- _Request_
Reproduce every entry below precisely; do not include the pictures.
------ Record excerpts ------
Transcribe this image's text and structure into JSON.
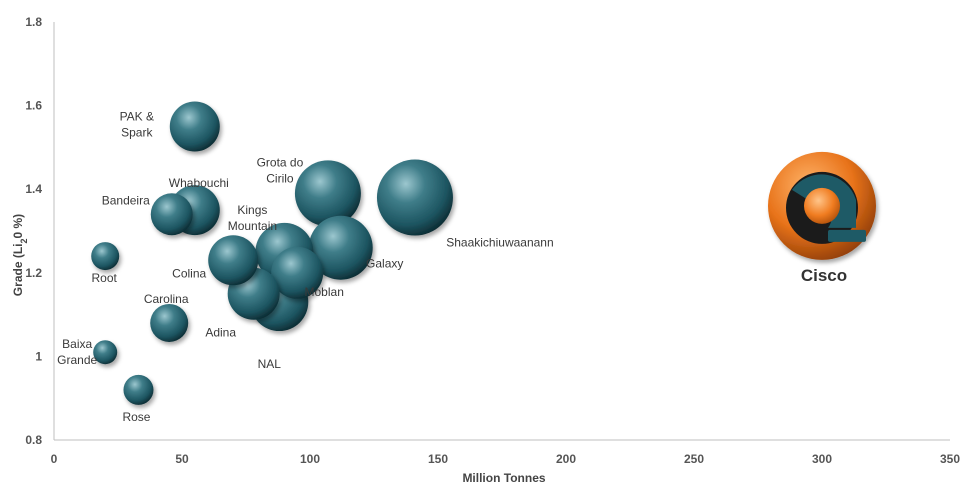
{
  "chart_data": {
    "type": "scatter",
    "title": "",
    "xlabel": "Million Tonnes",
    "ylabel_parts": [
      "Grade (Li",
      "2",
      "0 %)"
    ],
    "xlim": [
      0,
      350
    ],
    "ylim": [
      0.8,
      1.8
    ],
    "xticks": [
      0,
      50,
      100,
      150,
      200,
      250,
      300,
      350
    ],
    "yticks": [
      0.8,
      1,
      1.2,
      1.4,
      1.6,
      1.8
    ],
    "ytick_labels": [
      "0.8",
      "1",
      "1.2",
      "1.4",
      "1.6",
      "1.8"
    ],
    "grid": false,
    "bubble_color": "#1e5a66",
    "points": [
      {
        "label": [
          "PAK &",
          "Spark"
        ],
        "x": 55,
        "y": 1.55,
        "size": 25
      },
      {
        "label": [
          "Whabouchi"
        ],
        "x": 55,
        "y": 1.35,
        "size": 25
      },
      {
        "label": [
          "Bandeira"
        ],
        "x": 46,
        "y": 1.34,
        "size": 21
      },
      {
        "label": [
          "Grota do",
          "Cirilo"
        ],
        "x": 107,
        "y": 1.39,
        "size": 33
      },
      {
        "label": [
          "Shaakichiuwaanann"
        ],
        "x": 141,
        "y": 1.38,
        "size": 38
      },
      {
        "label": [
          "Kings",
          "Mountain"
        ],
        "x": 90,
        "y": 1.25,
        "size": 29
      },
      {
        "label": [
          "Galaxy"
        ],
        "x": 112,
        "y": 1.26,
        "size": 32
      },
      {
        "label": [
          "Moblan"
        ],
        "x": 95,
        "y": 1.2,
        "size": 26
      },
      {
        "label": [
          "Colina"
        ],
        "x": 70,
        "y": 1.23,
        "size": 25
      },
      {
        "label": [
          "Root"
        ],
        "x": 20,
        "y": 1.24,
        "size": 14
      },
      {
        "label": [
          "NAL"
        ],
        "x": 88,
        "y": 1.13,
        "size": 29
      },
      {
        "label": [
          "Adina"
        ],
        "x": 78,
        "y": 1.15,
        "size": 26
      },
      {
        "label": [
          "Carolina"
        ],
        "x": 45,
        "y": 1.08,
        "size": 19
      },
      {
        "label": [
          "Baixa",
          "Grande"
        ],
        "x": 20,
        "y": 1.01,
        "size": 12
      },
      {
        "label": [
          "Rose"
        ],
        "x": 33,
        "y": 0.92,
        "size": 15
      }
    ]
  },
  "cisco": {
    "name": "Cisco",
    "x": 300,
    "y": 1.36,
    "colors": {
      "orange": "#e8731a",
      "teal": "#1e5a66",
      "dark": "#222222"
    }
  }
}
------
- _Result_
Transcribe this image's text and structure into JSON.
{
  "chart_data": {
    "type": "scatter",
    "title": "",
    "xlabel": "Million Tonnes",
    "ylabel_parts": [
      "Grade (Li",
      "2",
      "0 %)"
    ],
    "xlim": [
      0,
      350
    ],
    "ylim": [
      0.8,
      1.8
    ],
    "xticks": [
      0,
      50,
      100,
      150,
      200,
      250,
      300,
      350
    ],
    "yticks": [
      0.8,
      1,
      1.2,
      1.4,
      1.6,
      1.8
    ],
    "ytick_labels": [
      "0.8",
      "1",
      "1.2",
      "1.4",
      "1.6",
      "1.8"
    ],
    "grid": false,
    "bubble_color": "#1e5a66",
    "points": [
      {
        "label": [
          "PAK &",
          "Spark"
        ],
        "x": 55,
        "y": 1.55,
        "size": 25
      },
      {
        "label": [
          "Whabouchi"
        ],
        "x": 55,
        "y": 1.35,
        "size": 25
      },
      {
        "label": [
          "Bandeira"
        ],
        "x": 46,
        "y": 1.34,
        "size": 21
      },
      {
        "label": [
          "Grota do",
          "Cirilo"
        ],
        "x": 107,
        "y": 1.39,
        "size": 33
      },
      {
        "label": [
          "Shaakichiuwaanann"
        ],
        "x": 141,
        "y": 1.38,
        "size": 38
      },
      {
        "label": [
          "Kings",
          "Mountain"
        ],
        "x": 90,
        "y": 1.25,
        "size": 29
      },
      {
        "label": [
          "Galaxy"
        ],
        "x": 112,
        "y": 1.26,
        "size": 32
      },
      {
        "label": [
          "Moblan"
        ],
        "x": 95,
        "y": 1.2,
        "size": 26
      },
      {
        "label": [
          "Colina"
        ],
        "x": 70,
        "y": 1.23,
        "size": 25
      },
      {
        "label": [
          "Root"
        ],
        "x": 20,
        "y": 1.24,
        "size": 14
      },
      {
        "label": [
          "NAL"
        ],
        "x": 88,
        "y": 1.13,
        "size": 29
      },
      {
        "label": [
          "Adina"
        ],
        "x": 78,
        "y": 1.15,
        "size": 26
      },
      {
        "label": [
          "Carolina"
        ],
        "x": 45,
        "y": 1.08,
        "size": 19
      },
      {
        "label": [
          "Baixa",
          "Grande"
        ],
        "x": 20,
        "y": 1.01,
        "size": 12
      },
      {
        "label": [
          "Rose"
        ],
        "x": 33,
        "y": 0.92,
        "size": 15
      }
    ]
  },
  "cisco": {
    "name": "Cisco",
    "x": 300,
    "y": 1.36,
    "colors": {
      "orange": "#e8731a",
      "teal": "#1e5a66",
      "dark": "#222222"
    }
  }
}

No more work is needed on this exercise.